Tekst do czytania =>
_ _ _ _ _

003-5216299-6465253

WyrokETPCz2015-11-05

Analiza orzeczenia

Sekcja wygenerowana przez AI na podstawie treści orzeczenia — nie stanowi cytatu.

Zagadnienie prawne
Czy odrzucenie kasacji skarżącego z powodu uchybienia formalnego, za które odpowiadał prokurator, naruszyło jego prawo dostępu do sądu z art. 6 ust. 1 Konwencji?
Ratio decidendi
Trybunał uznał, że Sąd Kasacyjny wykazał się nadmiernym formalizmem, odrzucając kasację skarżącego z powodu niedopełnienia wymogu formalnego, za który odpowiedzialny był prokurator generalny. Skarżący miał prawo oczekiwać, że prokurator, który złożył kasację, dopełnił wszelkich warunków formalnych, zwłaszcza w kontekście Konwencji Haskiej i roli prokuratury w sprawach dotyczących uprowadzenia dzieci. Trybunał podkreślił, że prokurator sam wnioskował o elastyczne zastosowanie przepisów proceduralnych ze względu na nadrzędny interes dzieci. W konsekwencji, odmowa rozpatrzenia kasacji pozbawiła skarżącego prawa dostępu do sądu. W odniesieniu do art. 8, Trybunał stwierdził, że skarżący, będąc reprezentowanym przez adwokata, nie przedstawił sądowi apelacyjnemu kluczowych dowodów podważających jego rzekomą zgodę na niepowrót dzieci.

_ _ _ _ _

Wyodrębniony materiał =>
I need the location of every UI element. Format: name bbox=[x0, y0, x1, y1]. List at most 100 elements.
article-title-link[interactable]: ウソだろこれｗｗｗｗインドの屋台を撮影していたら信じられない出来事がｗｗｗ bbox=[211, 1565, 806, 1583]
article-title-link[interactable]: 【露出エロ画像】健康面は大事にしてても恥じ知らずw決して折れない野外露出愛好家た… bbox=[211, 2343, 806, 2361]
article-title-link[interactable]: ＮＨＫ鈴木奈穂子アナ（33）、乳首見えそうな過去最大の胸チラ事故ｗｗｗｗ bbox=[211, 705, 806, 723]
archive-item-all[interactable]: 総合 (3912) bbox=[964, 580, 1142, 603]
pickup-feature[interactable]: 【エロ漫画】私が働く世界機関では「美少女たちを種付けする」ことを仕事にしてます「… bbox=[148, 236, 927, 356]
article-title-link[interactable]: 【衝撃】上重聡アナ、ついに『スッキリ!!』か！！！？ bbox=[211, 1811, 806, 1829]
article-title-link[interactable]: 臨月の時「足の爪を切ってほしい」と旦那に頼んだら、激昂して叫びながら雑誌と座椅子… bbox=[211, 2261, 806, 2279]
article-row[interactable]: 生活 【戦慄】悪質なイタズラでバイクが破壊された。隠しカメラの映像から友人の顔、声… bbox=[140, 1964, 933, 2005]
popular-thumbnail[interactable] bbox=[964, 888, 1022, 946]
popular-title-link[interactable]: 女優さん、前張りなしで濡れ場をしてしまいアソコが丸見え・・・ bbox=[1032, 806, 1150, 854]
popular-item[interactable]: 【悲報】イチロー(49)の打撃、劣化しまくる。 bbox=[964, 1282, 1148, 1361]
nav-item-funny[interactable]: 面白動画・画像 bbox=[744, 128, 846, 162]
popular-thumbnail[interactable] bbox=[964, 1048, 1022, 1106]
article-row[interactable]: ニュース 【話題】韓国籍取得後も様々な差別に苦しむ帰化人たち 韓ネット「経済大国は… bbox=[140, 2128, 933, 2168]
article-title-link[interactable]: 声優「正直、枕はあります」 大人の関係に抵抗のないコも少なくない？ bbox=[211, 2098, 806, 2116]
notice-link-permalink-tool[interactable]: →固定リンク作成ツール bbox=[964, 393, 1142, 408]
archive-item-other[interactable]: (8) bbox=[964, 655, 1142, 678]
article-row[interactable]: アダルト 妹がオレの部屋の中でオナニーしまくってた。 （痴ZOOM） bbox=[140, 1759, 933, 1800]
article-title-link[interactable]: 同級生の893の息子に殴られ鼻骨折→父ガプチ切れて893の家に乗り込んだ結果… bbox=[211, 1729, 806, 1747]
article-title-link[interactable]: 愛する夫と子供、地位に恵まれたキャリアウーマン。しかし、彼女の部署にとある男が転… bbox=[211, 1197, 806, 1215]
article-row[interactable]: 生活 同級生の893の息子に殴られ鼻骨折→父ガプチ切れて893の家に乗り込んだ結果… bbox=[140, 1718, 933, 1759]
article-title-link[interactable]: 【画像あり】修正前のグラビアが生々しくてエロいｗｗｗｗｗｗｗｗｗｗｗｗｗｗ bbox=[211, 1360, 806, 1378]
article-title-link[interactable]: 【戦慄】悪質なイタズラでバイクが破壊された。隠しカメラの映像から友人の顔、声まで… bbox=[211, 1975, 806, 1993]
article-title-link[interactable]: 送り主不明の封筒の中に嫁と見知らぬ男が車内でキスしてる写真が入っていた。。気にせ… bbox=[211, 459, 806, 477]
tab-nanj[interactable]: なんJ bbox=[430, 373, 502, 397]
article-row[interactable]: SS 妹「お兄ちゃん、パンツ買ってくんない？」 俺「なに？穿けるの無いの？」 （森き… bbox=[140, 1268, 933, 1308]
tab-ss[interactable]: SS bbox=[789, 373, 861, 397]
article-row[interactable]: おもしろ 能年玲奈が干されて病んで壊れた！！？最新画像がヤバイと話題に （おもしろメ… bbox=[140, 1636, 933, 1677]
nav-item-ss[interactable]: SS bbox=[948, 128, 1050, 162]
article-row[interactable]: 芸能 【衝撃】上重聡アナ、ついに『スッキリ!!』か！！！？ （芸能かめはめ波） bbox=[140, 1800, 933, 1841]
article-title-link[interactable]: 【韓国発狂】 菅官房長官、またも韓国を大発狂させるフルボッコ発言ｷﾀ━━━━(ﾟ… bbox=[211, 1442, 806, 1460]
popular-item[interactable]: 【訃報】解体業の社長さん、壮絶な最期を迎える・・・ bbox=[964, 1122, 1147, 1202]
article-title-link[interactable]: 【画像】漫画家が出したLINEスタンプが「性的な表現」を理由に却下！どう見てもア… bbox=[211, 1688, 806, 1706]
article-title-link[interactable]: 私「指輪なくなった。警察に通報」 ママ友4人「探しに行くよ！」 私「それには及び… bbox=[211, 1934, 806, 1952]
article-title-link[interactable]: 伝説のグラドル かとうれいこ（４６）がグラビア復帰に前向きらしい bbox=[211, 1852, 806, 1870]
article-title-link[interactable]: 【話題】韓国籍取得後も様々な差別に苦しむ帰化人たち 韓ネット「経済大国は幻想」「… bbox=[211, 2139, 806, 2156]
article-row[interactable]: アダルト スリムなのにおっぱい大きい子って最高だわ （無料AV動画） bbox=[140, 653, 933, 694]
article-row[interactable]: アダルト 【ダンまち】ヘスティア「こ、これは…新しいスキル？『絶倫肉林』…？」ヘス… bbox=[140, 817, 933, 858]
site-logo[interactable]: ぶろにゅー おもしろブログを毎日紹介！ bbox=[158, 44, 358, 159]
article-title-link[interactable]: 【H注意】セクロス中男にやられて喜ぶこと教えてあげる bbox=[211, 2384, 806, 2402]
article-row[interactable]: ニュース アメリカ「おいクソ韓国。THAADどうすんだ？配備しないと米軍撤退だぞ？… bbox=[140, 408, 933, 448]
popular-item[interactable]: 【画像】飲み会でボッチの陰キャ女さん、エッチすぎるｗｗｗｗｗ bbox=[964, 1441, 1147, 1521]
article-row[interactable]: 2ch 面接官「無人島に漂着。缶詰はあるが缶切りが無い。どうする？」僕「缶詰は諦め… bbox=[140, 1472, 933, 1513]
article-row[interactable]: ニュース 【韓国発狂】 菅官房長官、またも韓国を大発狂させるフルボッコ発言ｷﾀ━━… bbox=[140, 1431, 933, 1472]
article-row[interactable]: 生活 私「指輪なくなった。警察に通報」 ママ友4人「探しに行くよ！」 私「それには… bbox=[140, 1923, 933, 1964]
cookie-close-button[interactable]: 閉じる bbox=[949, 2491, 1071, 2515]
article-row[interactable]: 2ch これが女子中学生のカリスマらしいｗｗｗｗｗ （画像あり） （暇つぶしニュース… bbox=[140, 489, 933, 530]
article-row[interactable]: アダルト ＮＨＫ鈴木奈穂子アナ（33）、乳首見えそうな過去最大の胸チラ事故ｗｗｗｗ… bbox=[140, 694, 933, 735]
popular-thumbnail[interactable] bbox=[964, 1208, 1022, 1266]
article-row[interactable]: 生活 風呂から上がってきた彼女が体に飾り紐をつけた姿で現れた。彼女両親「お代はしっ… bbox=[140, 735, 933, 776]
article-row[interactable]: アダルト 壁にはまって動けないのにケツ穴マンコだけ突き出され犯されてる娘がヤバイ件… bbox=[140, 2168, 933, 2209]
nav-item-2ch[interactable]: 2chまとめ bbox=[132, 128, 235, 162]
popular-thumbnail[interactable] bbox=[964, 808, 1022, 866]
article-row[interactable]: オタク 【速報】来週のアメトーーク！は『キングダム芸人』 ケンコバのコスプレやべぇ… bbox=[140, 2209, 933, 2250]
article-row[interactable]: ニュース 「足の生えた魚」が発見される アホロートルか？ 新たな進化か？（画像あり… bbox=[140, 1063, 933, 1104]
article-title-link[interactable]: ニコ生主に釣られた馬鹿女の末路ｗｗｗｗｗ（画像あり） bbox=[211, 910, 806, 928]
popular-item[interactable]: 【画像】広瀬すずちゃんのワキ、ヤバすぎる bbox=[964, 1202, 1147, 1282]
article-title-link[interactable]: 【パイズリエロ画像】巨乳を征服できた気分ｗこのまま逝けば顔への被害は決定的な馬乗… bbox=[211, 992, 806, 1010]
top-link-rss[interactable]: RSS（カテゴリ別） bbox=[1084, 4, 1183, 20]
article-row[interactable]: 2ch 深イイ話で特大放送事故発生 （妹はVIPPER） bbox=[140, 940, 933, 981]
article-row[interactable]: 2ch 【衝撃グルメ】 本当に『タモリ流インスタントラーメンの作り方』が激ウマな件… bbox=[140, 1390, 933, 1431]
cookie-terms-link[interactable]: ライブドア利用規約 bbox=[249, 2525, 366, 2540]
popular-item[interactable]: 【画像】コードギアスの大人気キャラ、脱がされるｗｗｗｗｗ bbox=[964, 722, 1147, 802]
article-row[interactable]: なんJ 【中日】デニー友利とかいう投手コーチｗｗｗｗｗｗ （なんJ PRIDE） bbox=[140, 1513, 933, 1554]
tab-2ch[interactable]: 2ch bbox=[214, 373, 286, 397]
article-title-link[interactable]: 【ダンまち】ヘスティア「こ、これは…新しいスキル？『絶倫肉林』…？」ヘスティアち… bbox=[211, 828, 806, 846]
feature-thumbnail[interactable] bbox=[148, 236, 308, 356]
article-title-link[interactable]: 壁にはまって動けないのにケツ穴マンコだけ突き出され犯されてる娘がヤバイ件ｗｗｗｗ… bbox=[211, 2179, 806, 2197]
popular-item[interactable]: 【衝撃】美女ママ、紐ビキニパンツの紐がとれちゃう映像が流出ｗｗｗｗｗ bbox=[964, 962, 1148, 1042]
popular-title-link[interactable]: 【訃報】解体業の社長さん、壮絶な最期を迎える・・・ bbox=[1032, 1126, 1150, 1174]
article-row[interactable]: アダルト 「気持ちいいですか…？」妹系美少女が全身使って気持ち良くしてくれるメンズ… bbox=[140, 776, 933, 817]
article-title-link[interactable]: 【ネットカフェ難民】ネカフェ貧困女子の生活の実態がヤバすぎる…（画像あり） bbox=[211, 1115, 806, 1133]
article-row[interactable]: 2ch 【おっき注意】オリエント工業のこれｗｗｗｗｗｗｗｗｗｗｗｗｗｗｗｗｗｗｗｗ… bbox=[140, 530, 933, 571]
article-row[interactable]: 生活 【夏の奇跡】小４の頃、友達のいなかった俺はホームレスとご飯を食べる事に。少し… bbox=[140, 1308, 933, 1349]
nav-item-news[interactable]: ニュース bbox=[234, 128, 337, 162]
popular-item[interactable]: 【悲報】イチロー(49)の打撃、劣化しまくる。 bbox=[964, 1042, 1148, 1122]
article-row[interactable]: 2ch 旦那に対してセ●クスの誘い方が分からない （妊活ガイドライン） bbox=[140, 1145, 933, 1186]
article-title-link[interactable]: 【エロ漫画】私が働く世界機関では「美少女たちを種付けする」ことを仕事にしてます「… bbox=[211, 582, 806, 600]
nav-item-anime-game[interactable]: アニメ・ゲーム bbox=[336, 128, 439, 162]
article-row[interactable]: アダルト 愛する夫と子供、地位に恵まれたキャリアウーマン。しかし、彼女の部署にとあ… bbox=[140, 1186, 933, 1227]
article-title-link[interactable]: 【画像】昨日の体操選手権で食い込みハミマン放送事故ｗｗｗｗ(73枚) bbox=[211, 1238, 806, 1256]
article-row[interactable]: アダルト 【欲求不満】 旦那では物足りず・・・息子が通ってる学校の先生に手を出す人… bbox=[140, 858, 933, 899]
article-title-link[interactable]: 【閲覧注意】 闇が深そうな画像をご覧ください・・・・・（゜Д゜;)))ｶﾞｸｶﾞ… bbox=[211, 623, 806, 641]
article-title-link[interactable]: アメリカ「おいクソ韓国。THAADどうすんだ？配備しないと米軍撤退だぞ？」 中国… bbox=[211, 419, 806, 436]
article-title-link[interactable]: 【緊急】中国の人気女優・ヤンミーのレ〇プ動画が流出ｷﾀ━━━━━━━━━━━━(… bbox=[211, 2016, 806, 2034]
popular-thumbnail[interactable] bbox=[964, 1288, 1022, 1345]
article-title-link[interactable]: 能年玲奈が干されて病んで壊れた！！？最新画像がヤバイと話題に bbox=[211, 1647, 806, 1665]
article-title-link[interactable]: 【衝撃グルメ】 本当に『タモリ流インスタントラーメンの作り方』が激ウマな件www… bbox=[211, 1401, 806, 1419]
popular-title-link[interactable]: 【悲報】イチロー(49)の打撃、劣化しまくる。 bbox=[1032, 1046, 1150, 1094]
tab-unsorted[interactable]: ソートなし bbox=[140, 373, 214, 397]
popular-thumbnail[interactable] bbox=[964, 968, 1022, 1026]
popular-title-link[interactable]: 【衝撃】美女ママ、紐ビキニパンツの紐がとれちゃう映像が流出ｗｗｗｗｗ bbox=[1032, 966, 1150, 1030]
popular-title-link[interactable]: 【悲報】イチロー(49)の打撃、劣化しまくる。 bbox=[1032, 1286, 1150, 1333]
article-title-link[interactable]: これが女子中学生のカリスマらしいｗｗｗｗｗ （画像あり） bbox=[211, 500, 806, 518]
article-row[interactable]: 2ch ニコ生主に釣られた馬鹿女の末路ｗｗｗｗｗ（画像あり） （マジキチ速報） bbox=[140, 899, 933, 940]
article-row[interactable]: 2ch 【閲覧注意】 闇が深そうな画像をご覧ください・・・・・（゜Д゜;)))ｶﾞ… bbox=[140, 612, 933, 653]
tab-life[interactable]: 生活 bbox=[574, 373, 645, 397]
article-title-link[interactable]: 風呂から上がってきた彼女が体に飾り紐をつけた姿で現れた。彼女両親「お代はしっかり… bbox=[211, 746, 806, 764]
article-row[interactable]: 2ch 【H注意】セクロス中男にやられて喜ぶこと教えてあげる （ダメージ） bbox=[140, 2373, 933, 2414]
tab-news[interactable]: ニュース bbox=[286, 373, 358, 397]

_ _ _ _ _

Części ćwiczenia =>
1. Przepisz bez zmian fragment tekstu o wyroku ETPCz, który zaczyna się od słów zawierających „003-5216299-6465253”, a kończy na „ust. 1 Konwencji?”.
2. Kontynuuj tekst o wyroku ETPCz, zaczynając zaraz po jego ostatnim zdaniu.
Rekordy nie mają żadnego związku z tekstem o wyroku ETPCz.

Odpowiedzi do zadań =>
1.
003-5216299-6465253

WyrokETPCz2015-11-05

Analiza orzeczenia

Sekcja wygenerowana przez AI na podstawie treści orzeczenia — nie stanowi cytatu.

Zagadnienie prawne
Czy odrzucenie kasacji skarżącego z powodu uchybienia formalnego, za które odpowiadał prokurator, naruszyło jego prawo dostępu do sądu z art. 6 ust. 1 Konwencji?

2.
Stan faktyczny
Skarżący, Jean-Michel Henrioud, obywatel Szwajcarii, złożył skargę po tym, jak jego żona wywiozła ich dzieci ze Szwajcarii do Francji, pomimo zakazu opuszczania terytorium Szwajcarii. Władze francuskie odrzuciły jego wniosek o powrót dzieci. Skarżący i prokurator zaskarżyli tę decyzję do francuskiego Sądu Kasacyjnego, ale ich kasacje zostały uznane za niedopuszczalne z powodu uchybienia formalnego (niezałączenia aktu doręczenia zaskarżonego orzeczenia), za które odpowiedzialny był prokurator.
Rozstrzygnięcie
Trybunał stwierdza naruszenie artykułu 6 § 1 (prawo do rzetelnego procesu) Konwencji europejskiej praw człowieka. Trybunał stwierdza brak naruszenia artykułu 8 (prawo do poszanowania życia prywatnego i rodzinnego) Konwencji. Trybunał zasądza na rzecz skarżącego 12 000 EUR za szkodę moralną oraz 3 085 EUR za koszty i wydatki.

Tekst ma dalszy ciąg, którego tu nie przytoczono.